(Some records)

════

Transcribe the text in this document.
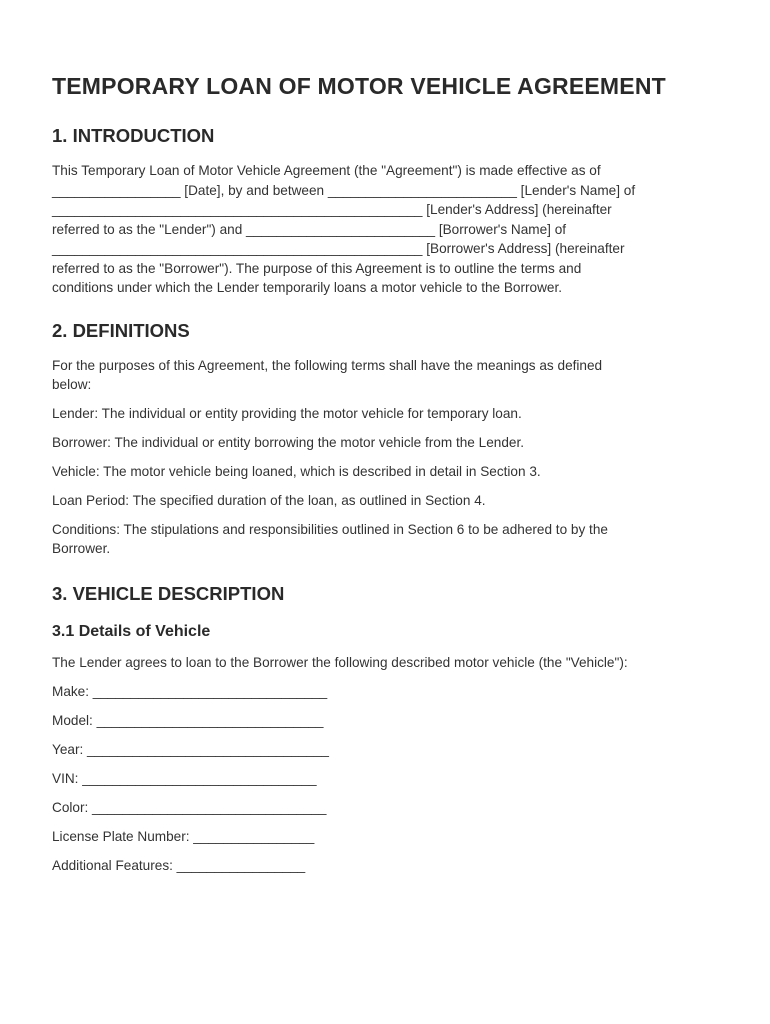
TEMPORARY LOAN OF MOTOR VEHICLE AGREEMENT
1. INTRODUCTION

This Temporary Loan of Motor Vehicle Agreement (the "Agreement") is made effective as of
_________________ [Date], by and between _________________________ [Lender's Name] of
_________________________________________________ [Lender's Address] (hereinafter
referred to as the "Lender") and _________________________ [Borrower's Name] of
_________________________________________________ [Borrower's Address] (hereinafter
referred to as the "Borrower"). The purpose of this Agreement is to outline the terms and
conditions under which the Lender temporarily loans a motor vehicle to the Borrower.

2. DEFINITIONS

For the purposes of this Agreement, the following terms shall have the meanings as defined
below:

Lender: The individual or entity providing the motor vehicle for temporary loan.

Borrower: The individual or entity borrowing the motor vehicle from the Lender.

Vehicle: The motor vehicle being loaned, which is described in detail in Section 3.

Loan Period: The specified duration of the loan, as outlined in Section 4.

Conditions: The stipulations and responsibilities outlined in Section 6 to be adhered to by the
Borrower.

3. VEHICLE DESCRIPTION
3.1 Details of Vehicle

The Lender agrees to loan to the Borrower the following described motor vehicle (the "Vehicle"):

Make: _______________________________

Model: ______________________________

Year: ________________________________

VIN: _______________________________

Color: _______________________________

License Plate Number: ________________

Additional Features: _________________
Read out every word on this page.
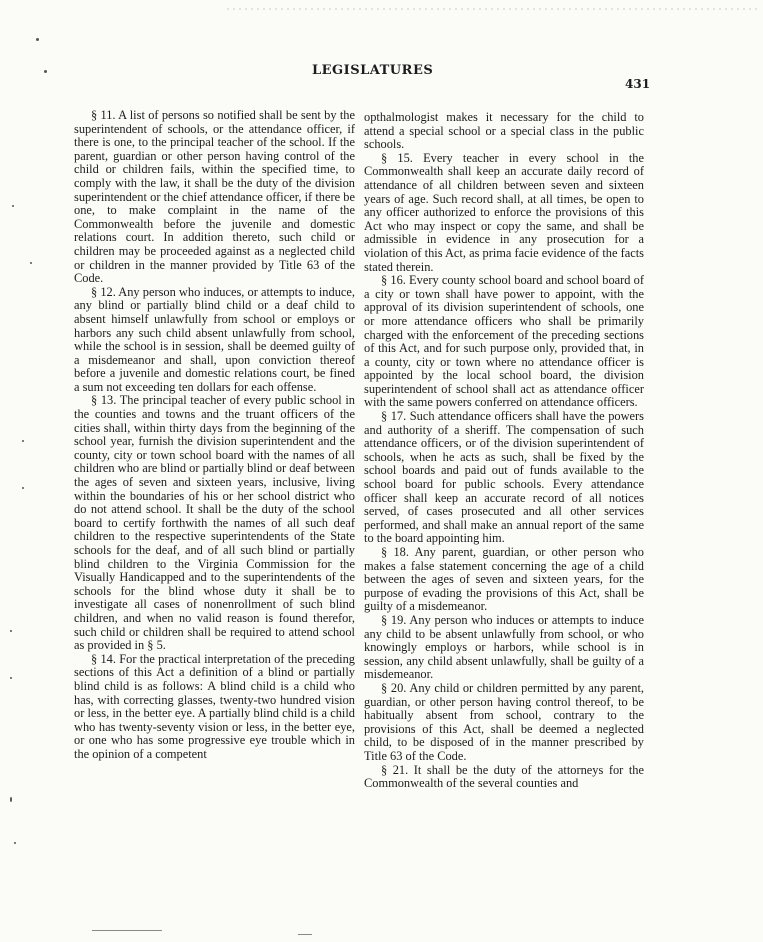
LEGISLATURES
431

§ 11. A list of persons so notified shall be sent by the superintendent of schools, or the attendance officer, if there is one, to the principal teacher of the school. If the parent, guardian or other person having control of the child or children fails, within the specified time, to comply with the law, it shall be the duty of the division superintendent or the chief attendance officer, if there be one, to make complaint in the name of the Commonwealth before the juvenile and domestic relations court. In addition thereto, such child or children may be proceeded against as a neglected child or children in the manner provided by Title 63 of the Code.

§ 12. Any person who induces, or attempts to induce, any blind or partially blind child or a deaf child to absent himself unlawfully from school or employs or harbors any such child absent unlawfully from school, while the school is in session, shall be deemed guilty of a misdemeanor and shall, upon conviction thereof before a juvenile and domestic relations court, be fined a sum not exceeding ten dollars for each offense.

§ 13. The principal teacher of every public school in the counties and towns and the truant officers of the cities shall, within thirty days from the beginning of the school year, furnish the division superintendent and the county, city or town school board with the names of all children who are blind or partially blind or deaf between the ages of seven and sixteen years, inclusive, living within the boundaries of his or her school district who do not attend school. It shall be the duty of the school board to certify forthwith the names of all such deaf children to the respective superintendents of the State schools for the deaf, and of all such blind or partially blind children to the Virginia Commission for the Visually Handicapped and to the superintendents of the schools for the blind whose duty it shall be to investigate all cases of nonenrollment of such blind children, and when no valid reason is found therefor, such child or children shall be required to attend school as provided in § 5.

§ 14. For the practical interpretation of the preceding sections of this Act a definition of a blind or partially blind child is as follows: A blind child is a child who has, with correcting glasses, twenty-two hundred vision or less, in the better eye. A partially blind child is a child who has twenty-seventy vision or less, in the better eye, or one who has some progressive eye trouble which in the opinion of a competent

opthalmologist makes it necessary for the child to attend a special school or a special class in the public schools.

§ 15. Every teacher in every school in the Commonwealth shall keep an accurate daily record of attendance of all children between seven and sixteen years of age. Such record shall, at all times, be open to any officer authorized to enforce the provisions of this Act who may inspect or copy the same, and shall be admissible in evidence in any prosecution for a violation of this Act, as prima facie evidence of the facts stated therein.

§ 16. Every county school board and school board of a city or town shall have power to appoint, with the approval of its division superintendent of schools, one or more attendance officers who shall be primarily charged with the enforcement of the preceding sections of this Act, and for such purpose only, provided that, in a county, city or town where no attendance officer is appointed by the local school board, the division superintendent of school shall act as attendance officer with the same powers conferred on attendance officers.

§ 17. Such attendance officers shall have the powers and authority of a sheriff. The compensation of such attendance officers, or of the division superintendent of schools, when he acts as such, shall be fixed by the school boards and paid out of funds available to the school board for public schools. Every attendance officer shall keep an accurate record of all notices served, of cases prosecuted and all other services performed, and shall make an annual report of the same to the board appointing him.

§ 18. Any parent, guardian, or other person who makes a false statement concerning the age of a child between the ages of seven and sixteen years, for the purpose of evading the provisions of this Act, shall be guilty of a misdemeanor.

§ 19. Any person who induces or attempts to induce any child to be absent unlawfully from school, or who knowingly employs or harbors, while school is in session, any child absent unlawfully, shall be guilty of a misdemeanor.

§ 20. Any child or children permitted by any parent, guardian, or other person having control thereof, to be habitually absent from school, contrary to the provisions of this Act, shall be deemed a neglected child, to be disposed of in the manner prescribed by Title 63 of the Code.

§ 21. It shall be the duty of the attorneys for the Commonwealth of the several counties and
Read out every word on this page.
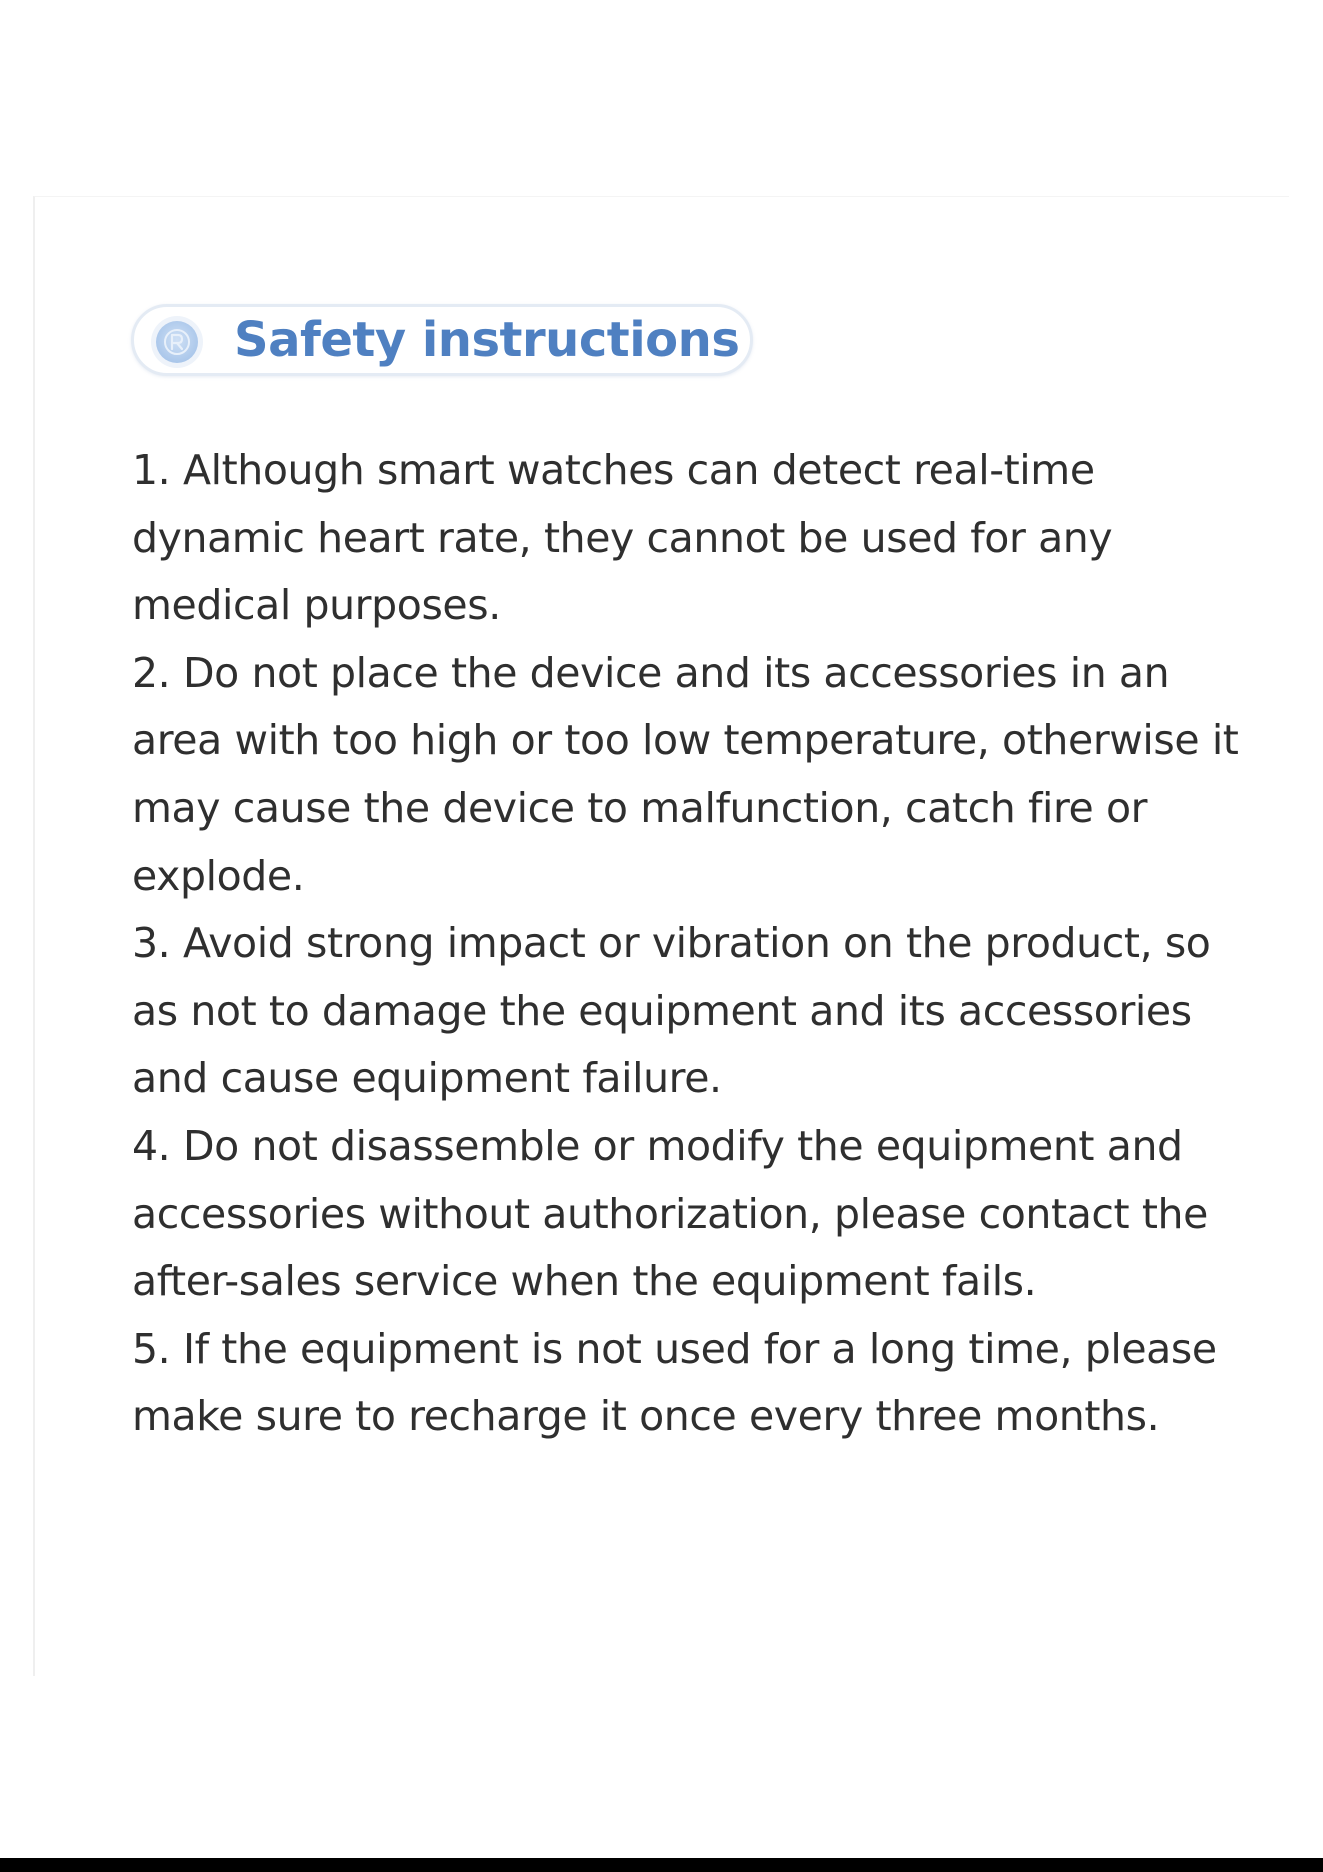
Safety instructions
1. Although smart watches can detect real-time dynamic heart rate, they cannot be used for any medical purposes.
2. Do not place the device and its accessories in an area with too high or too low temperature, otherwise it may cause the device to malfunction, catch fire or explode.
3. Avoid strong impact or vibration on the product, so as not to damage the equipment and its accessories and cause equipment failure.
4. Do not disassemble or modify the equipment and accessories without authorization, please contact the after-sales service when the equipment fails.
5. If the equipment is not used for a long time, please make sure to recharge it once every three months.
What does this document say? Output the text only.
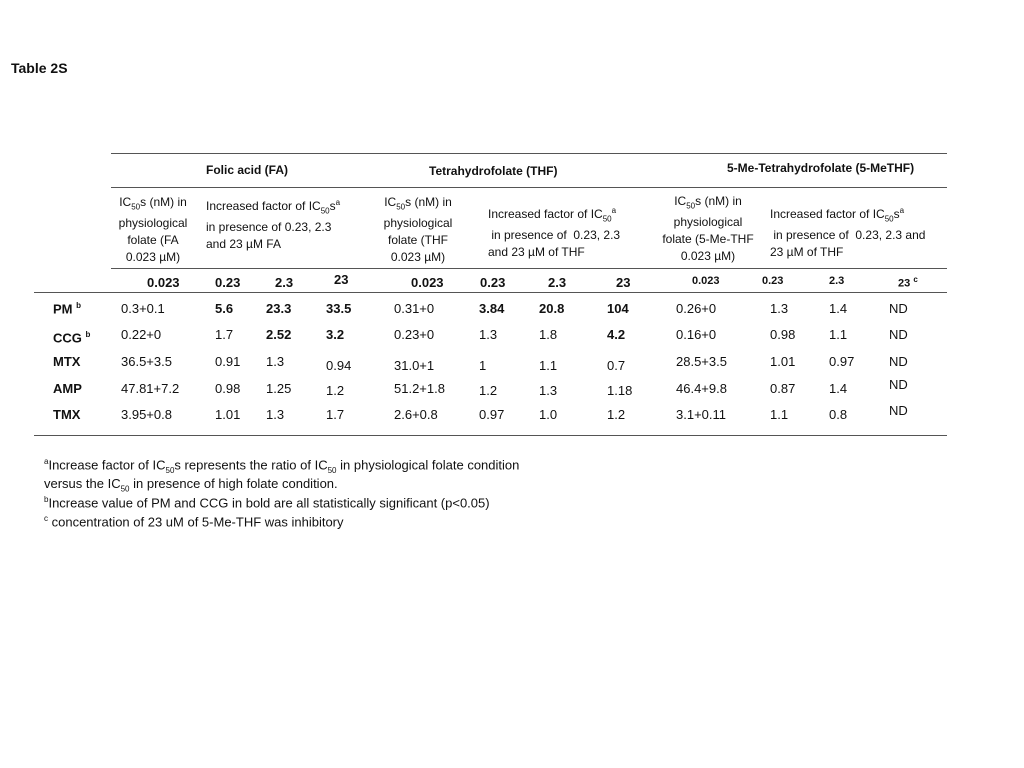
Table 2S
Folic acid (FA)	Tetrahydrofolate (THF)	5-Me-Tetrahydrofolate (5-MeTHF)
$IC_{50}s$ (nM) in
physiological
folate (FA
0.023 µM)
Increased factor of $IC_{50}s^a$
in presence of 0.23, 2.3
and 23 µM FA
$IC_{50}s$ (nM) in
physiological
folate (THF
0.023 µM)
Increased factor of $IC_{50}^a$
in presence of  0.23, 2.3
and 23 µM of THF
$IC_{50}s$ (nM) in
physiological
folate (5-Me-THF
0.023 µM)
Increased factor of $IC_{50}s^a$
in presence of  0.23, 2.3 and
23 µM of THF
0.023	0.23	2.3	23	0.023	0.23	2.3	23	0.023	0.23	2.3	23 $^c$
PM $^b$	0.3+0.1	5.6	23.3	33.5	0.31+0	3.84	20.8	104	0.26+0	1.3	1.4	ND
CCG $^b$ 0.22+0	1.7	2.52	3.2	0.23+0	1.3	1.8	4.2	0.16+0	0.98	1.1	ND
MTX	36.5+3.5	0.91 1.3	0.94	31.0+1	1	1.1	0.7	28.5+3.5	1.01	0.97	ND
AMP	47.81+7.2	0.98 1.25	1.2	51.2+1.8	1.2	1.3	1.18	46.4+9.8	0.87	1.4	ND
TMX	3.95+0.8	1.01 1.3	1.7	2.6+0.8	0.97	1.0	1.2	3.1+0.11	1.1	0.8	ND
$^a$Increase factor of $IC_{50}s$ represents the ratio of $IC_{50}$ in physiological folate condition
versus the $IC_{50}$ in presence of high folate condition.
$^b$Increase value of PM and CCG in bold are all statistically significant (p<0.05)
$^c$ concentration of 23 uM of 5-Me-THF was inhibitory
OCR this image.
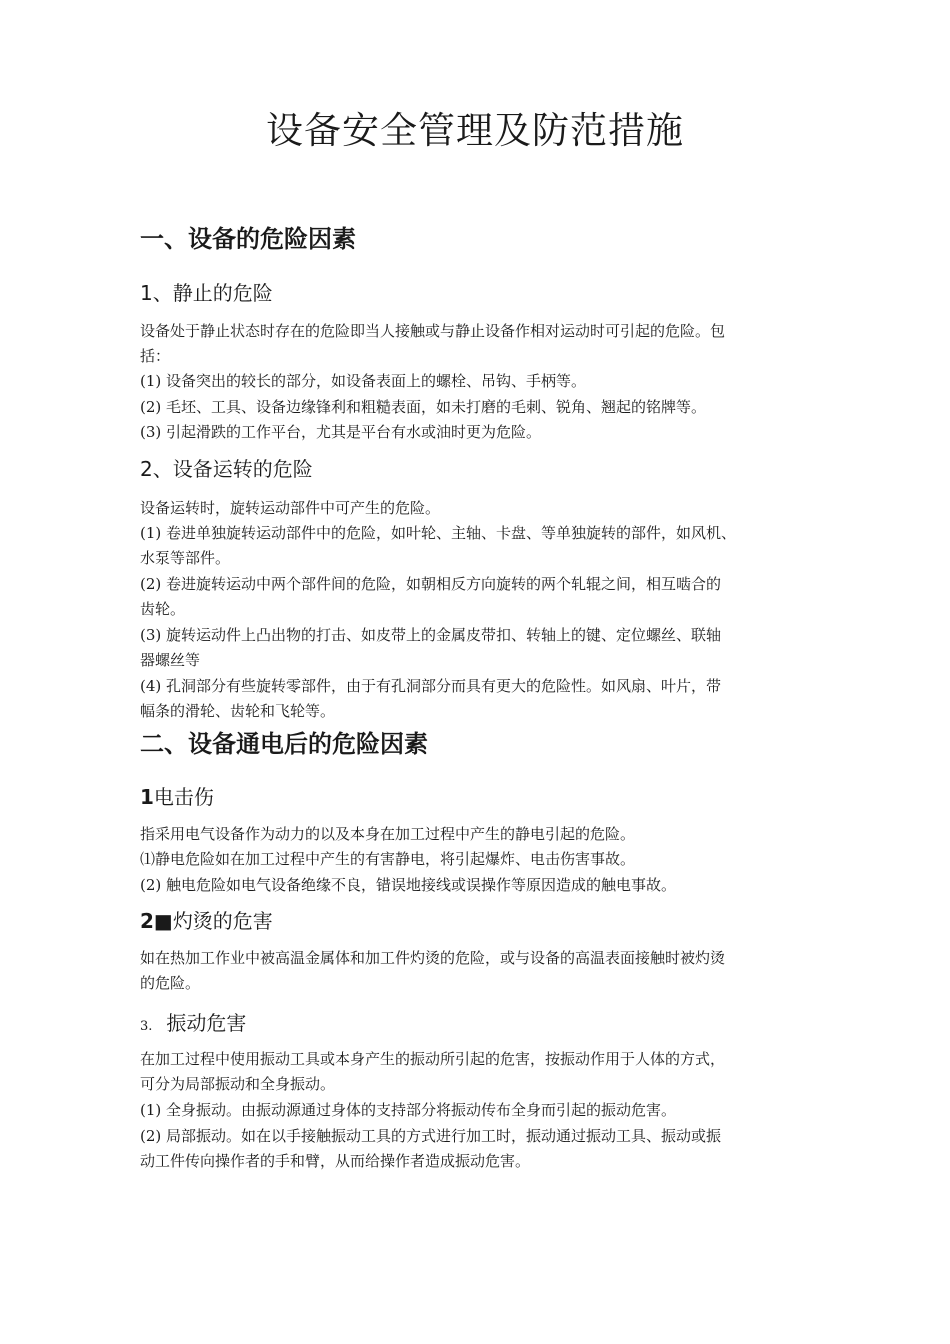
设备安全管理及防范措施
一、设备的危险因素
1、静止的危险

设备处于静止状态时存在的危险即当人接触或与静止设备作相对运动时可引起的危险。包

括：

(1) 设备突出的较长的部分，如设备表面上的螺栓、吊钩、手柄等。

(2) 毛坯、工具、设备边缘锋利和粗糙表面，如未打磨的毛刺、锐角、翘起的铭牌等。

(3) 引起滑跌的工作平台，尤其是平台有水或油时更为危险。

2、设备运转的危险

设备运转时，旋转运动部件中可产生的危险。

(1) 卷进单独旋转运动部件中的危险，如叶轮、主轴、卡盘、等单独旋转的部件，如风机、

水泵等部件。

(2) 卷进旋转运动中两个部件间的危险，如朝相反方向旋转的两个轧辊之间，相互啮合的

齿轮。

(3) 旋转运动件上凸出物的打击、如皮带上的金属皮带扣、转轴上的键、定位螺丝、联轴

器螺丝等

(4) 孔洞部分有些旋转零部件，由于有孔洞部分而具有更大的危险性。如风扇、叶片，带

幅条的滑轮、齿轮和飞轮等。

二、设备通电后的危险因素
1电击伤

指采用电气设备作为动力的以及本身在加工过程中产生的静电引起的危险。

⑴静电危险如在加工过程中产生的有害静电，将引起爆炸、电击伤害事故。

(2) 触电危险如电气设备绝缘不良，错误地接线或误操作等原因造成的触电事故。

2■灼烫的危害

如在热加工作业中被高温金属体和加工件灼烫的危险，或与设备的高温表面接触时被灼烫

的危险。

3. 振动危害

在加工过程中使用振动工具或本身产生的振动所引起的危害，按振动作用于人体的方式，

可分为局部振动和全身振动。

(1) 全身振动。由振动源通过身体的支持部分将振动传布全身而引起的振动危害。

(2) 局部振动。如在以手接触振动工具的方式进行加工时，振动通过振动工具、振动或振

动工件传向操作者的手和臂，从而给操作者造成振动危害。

════

> Goal: Reproduce exactly the lines from the one with "OCR this image." to the bottom of the listing, both ends included, and nothing else. Skip the pictures.

> Final result:
OCR this image.
设备安全管理及防范措施
一、设备的危险因素
1、静止的危险

设备处于静止状态时存在的危险即当人接触或与静止设备作相对运动时可引起的危险。包

括：

(1) 设备突出的较长的部分，如设备表面上的螺栓、吊钩、手柄等。

(2) 毛坯、工具、设备边缘锋利和粗糙表面，如未打磨的毛刺、锐角、翘起的铭牌等。

(3) 引起滑跌的工作平台，尤其是平台有水或油时更为危险。

2、设备运转的危险

设备运转时，旋转运动部件中可产生的危险。

(1) 卷进单独旋转运动部件中的危险，如叶轮、主轴、卡盘、等单独旋转的部件，如风机、

水泵等部件。

(2) 卷进旋转运动中两个部件间的危险，如朝相反方向旋转的两个轧辊之间，相互啮合的

齿轮。

(3) 旋转运动件上凸出物的打击、如皮带上的金属皮带扣、转轴上的键、定位螺丝、联轴

器螺丝等

(4) 孔洞部分有些旋转零部件，由于有孔洞部分而具有更大的危险性。如风扇、叶片，带

幅条的滑轮、齿轮和飞轮等。

二、设备通电后的危险因素
1电击伤

指采用电气设备作为动力的以及本身在加工过程中产生的静电引起的危险。

⑴静电危险如在加工过程中产生的有害静电，将引起爆炸、电击伤害事故。

(2) 触电危险如电气设备绝缘不良，错误地接线或误操作等原因造成的触电事故。

2■灼烫的危害

如在热加工作业中被高温金属体和加工件灼烫的危险，或与设备的高温表面接触时被灼烫

的危险。

3. 振动危害

在加工过程中使用振动工具或本身产生的振动所引起的危害，按振动作用于人体的方式，

可分为局部振动和全身振动。

(1) 全身振动。由振动源通过身体的支持部分将振动传布全身而引起的振动危害。

(2) 局部振动。如在以手接触振动工具的方式进行加工时，振动通过振动工具、振动或振

动工件传向操作者的手和臂，从而给操作者造成振动危害。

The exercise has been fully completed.